─── Excerpted records
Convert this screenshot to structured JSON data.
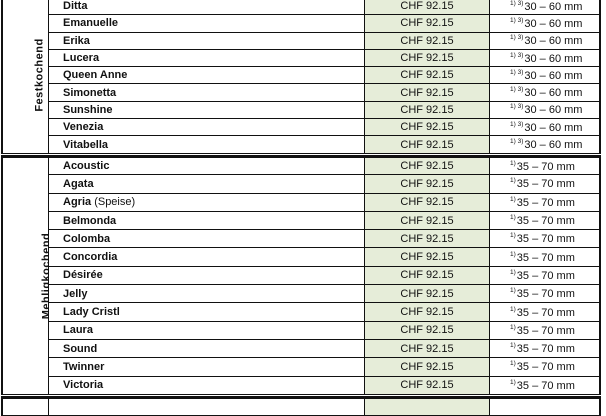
{
  "groups": [
    {
      "label": "Festkochend",
      "rows": [
        {
          "name": "Ditta",
          "price": "CHF 92.15",
          "note": "1) 3)",
          "size": "30 – 60 mm"
        },
        {
          "name": "Emanuelle",
          "price": "CHF 92.15",
          "note": "1) 3)",
          "size": "30 – 60 mm"
        },
        {
          "name": "Erika",
          "price": "CHF 92.15",
          "note": "1) 3)",
          "size": "30 – 60 mm"
        },
        {
          "name": "Lucera",
          "price": "CHF 92.15",
          "note": "1) 3)",
          "size": "30 – 60 mm"
        },
        {
          "name": "Queen Anne",
          "price": "CHF 92.15",
          "note": "1) 3)",
          "size": "30 – 60 mm"
        },
        {
          "name": "Simonetta",
          "price": "CHF 92.15",
          "note": "1) 3)",
          "size": "30 – 60 mm"
        },
        {
          "name": "Sunshine",
          "price": "CHF 92.15",
          "note": "1) 3)",
          "size": "30 – 60 mm"
        },
        {
          "name": "Venezia",
          "price": "CHF 92.15",
          "note": "1) 3)",
          "size": "30 – 60 mm"
        },
        {
          "name": "Vitabella",
          "price": "CHF 92.15",
          "note": "1) 3)",
          "size": "30 – 60 mm"
        }
      ]
    },
    {
      "label": "Mehligkochend",
      "rows": [
        {
          "name": "Acoustic",
          "price": "CHF 92.15",
          "note": "1)",
          "size": "35 – 70 mm"
        },
        {
          "name": "Agata",
          "price": "CHF 92.15",
          "note": "1)",
          "size": "35 – 70 mm"
        },
        {
          "name": "Agria",
          "sub": "(Speise)",
          "price": "CHF 92.15",
          "note": "1)",
          "size": "35 – 70 mm"
        },
        {
          "name": "Belmonda",
          "price": "CHF 92.15",
          "note": "1)",
          "size": "35 – 70 mm"
        },
        {
          "name": "Colomba",
          "price": "CHF 92.15",
          "note": "1)",
          "size": "35 – 70 mm"
        },
        {
          "name": "Concordia",
          "price": "CHF 92.15",
          "note": "1)",
          "size": "35 – 70 mm"
        },
        {
          "name": "Désirée",
          "price": "CHF 92.15",
          "note": "1)",
          "size": "35 – 70 mm"
        },
        {
          "name": "Jelly",
          "price": "CHF 92.15",
          "note": "1)",
          "size": "35 – 70 mm"
        },
        {
          "name": "Lady Cristl",
          "price": "CHF 92.15",
          "note": "1)",
          "size": "35 – 70 mm"
        },
        {
          "name": "Laura",
          "price": "CHF 92.15",
          "note": "1)",
          "size": "35 – 70 mm"
        },
        {
          "name": "Sound",
          "price": "CHF 92.15",
          "note": "1)",
          "size": "35 – 70 mm"
        },
        {
          "name": "Twinner",
          "price": "CHF 92.15",
          "note": "1)",
          "size": "35 – 70 mm"
        },
        {
          "name": "Victoria",
          "price": "CHF 92.15",
          "note": "1)",
          "size": "35 – 70 mm"
        }
      ]
    }
  ]
}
──────
• Objective
Repeat the material above in full and exactly, apart from the pictures.

• The reply
Convert this screenshot to structured JSON data.
{
  "groups": [
    {
      "label": "Festkochend",
      "rows": [
        {
          "name": "Ditta",
          "price": "CHF 92.15",
          "note": "1) 3)",
          "size": "30 – 60 mm"
        },
        {
          "name": "Emanuelle",
          "price": "CHF 92.15",
          "note": "1) 3)",
          "size": "30 – 60 mm"
        },
        {
          "name": "Erika",
          "price": "CHF 92.15",
          "note": "1) 3)",
          "size": "30 – 60 mm"
        },
        {
          "name": "Lucera",
          "price": "CHF 92.15",
          "note": "1) 3)",
          "size": "30 – 60 mm"
        },
        {
          "name": "Queen Anne",
          "price": "CHF 92.15",
          "note": "1) 3)",
          "size": "30 – 60 mm"
        },
        {
          "name": "Simonetta",
          "price": "CHF 92.15",
          "note": "1) 3)",
          "size": "30 – 60 mm"
        },
        {
          "name": "Sunshine",
          "price": "CHF 92.15",
          "note": "1) 3)",
          "size": "30 – 60 mm"
        },
        {
          "name": "Venezia",
          "price": "CHF 92.15",
          "note": "1) 3)",
          "size": "30 – 60 mm"
        },
        {
          "name": "Vitabella",
          "price": "CHF 92.15",
          "note": "1) 3)",
          "size": "30 – 60 mm"
        }
      ]
    },
    {
      "label": "Mehligkochend",
      "rows": [
        {
          "name": "Acoustic",
          "price": "CHF 92.15",
          "note": "1)",
          "size": "35 – 70 mm"
        },
        {
          "name": "Agata",
          "price": "CHF 92.15",
          "note": "1)",
          "size": "35 – 70 mm"
        },
        {
          "name": "Agria",
          "sub": "(Speise)",
          "price": "CHF 92.15",
          "note": "1)",
          "size": "35 – 70 mm"
        },
        {
          "name": "Belmonda",
          "price": "CHF 92.15",
          "note": "1)",
          "size": "35 – 70 mm"
        },
        {
          "name": "Colomba",
          "price": "CHF 92.15",
          "note": "1)",
          "size": "35 – 70 mm"
        },
        {
          "name": "Concordia",
          "price": "CHF 92.15",
          "note": "1)",
          "size": "35 – 70 mm"
        },
        {
          "name": "Désirée",
          "price": "CHF 92.15",
          "note": "1)",
          "size": "35 – 70 mm"
        },
        {
          "name": "Jelly",
          "price": "CHF 92.15",
          "note": "1)",
          "size": "35 – 70 mm"
        },
        {
          "name": "Lady Cristl",
          "price": "CHF 92.15",
          "note": "1)",
          "size": "35 – 70 mm"
        },
        {
          "name": "Laura",
          "price": "CHF 92.15",
          "note": "1)",
          "size": "35 – 70 mm"
        },
        {
          "name": "Sound",
          "price": "CHF 92.15",
          "note": "1)",
          "size": "35 – 70 mm"
        },
        {
          "name": "Twinner",
          "price": "CHF 92.15",
          "note": "1)",
          "size": "35 – 70 mm"
        },
        {
          "name": "Victoria",
          "price": "CHF 92.15",
          "note": "1)",
          "size": "35 – 70 mm"
        }
      ]
    }
  ]
}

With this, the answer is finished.